[Some records]
----------
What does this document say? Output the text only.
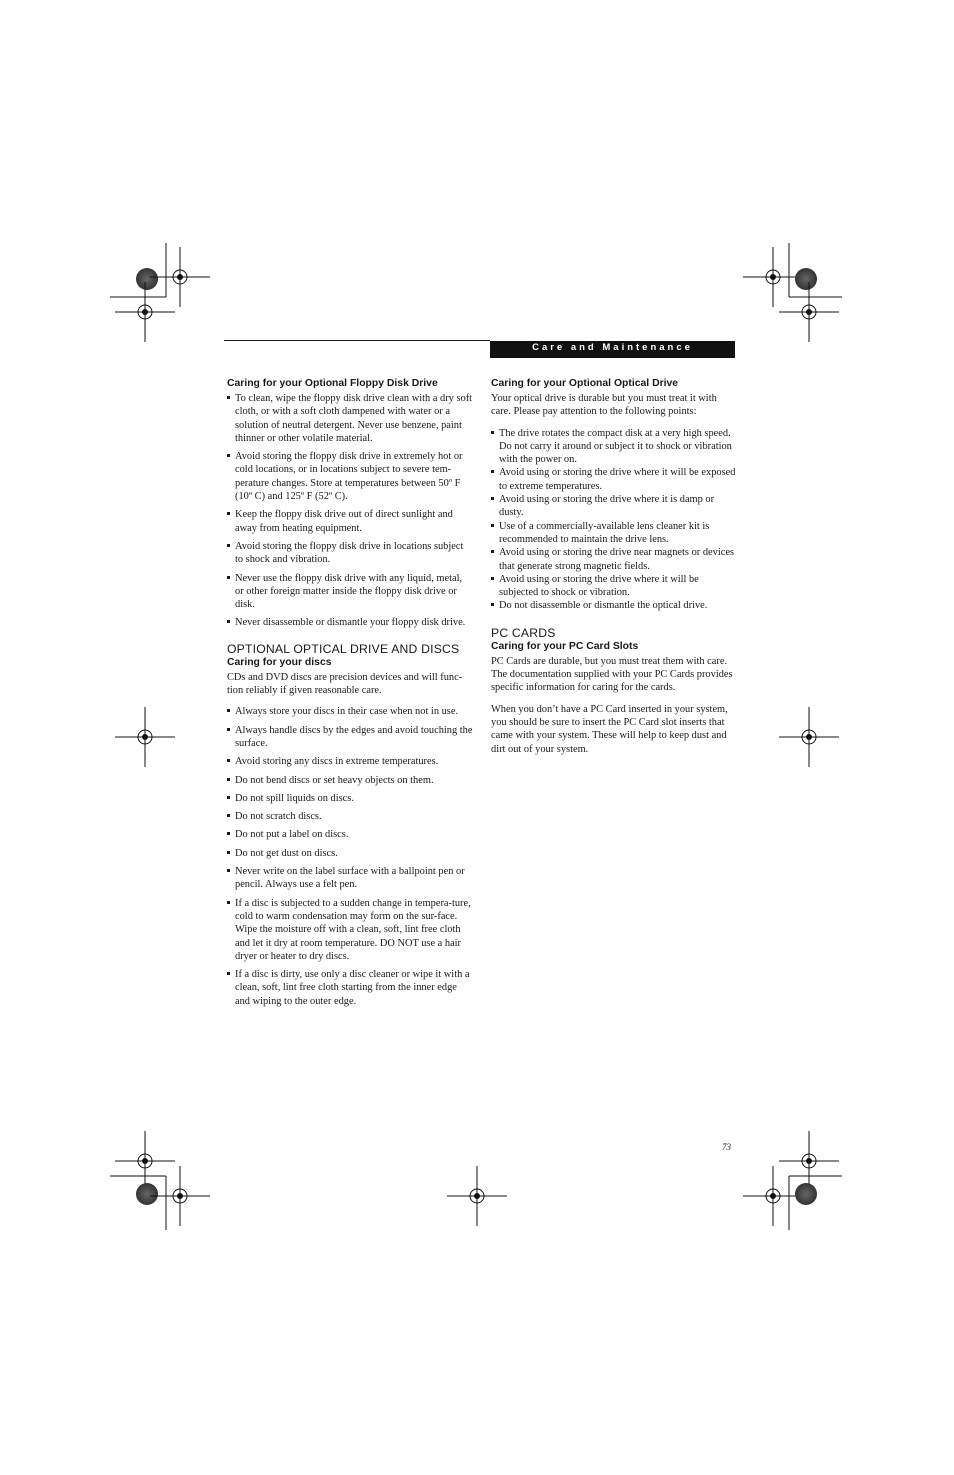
Care and Maintenance
Caring for your Optional Floppy Disk Drive
To clean, wipe the floppy disk drive clean with a dry soft cloth, or with a soft cloth dampened with water or a solution of neutral detergent. Never use benzene, paint thinner or other volatile material.
Avoid storing the floppy disk drive in extremely hot or cold locations, or in locations subject to severe tem-perature changes. Store at temperatures between 50º F (10º C) and 125º F (52º C).
Keep the floppy disk drive out of direct sunlight and away from heating equipment.
Avoid storing the floppy disk drive in locations subject to shock and vibration.
Never use the floppy disk drive with any liquid, metal, or other foreign matter inside the floppy disk drive or disk.
Never disassemble or dismantle your floppy disk drive.
OPTIONAL OPTICAL DRIVE AND DISCS
Caring for your discs

CDs and DVD discs are precision devices and will func-tion reliably if given reasonable care.

Always store your discs in their case when not in use.
Always handle discs by the edges and avoid touching the surface.
Avoid storing any discs in extreme temperatures.
Do not bend discs or set heavy objects on them.
Do not spill liquids on discs.
Do not scratch discs.
Do not put a label on discs.
Do not get dust on discs.
Never write on the label surface with a ballpoint pen or pencil. Always use a felt pen.
If a disc is subjected to a sudden change in tempera-ture, cold to warm condensation may form on the sur-face. Wipe the moisture off with a clean, soft, lint free cloth and let it dry at room temperature. DO NOT use a hair dryer or heater to dry discs.
If a disc is dirty, use only a disc cleaner or wipe it with a clean, soft, lint free cloth starting from the inner edge and wiping to the outer edge.
Caring for your Optional Optical Drive

Your optical drive is durable but you must treat it with care. Please pay attention to the following points:

The drive rotates the compact disk at a very high speed. Do not carry it around or subject it to shock or vibration with the power on.
Avoid using or storing the drive where it will be exposed to extreme temperatures.
Avoid using or storing the drive where it is damp or dusty.
Use of a commercially-available lens cleaner kit is recommended to maintain the drive lens.
Avoid using or storing the drive near magnets or devices that generate strong magnetic fields.
Avoid using or storing the drive where it will be subjected to shock or vibration.
Do not disassemble or dismantle the optical drive.
PC CARDS
Caring for your PC Card Slots

PC Cards are durable, but you must treat them with care. The documentation supplied with your PC Cards provides specific information for caring for the cards.

When you don’t have a PC Card inserted in your system, you should be sure to insert the PC Card slot inserts that came with your system. These will help to keep dust and dirt out of your system.

73
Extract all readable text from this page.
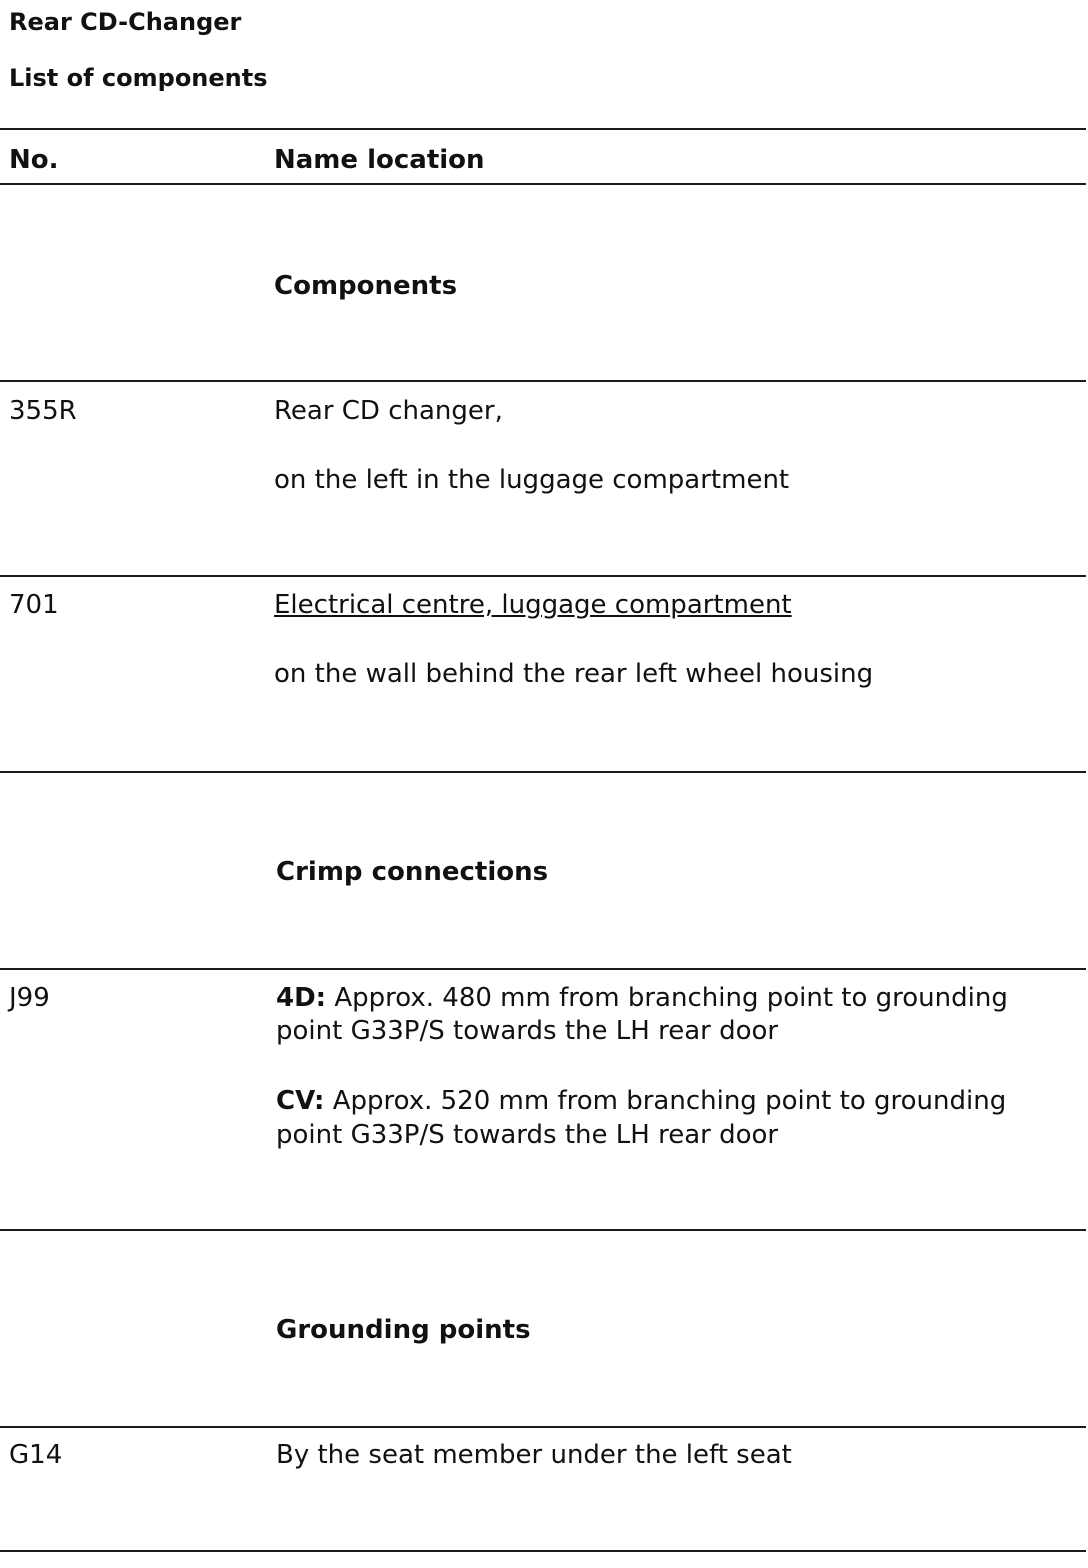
Rear CD-Changer
List of components
No.	Name location
Components
355R	Rear CD changer,
on the left in the luggage compartment
701	Electrical centre, luggage compartment
on the wall behind the rear left wheel housing
Crimp connections
J99	4D: Approx. 480 mm from branching point to grounding
point G33P/S towards the LH rear door
CV: Approx. 520 mm from branching point to grounding
point G33P/S towards the LH rear door
Grounding points
G14	By the seat member under the left seat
----------
*Task prompt*.
Working from the line that contains "Extract all readable text from this page." to the last line of the listing, please quote each line exactly, pictures excluded.

*Exercise response*.
Extract all readable text from this page.
Rear CD-Changer
List of components
No.	Name location
Components
355R	Rear CD changer,
on the left in the luggage compartment
701	Electrical centre, luggage compartment
on the wall behind the rear left wheel housing
Crimp connections
J99	4D: Approx. 480 mm from branching point to grounding
point G33P/S towards the LH rear door
CV: Approx. 520 mm from branching point to grounding
point G33P/S towards the LH rear door
Grounding points
G14	By the seat member under the left seat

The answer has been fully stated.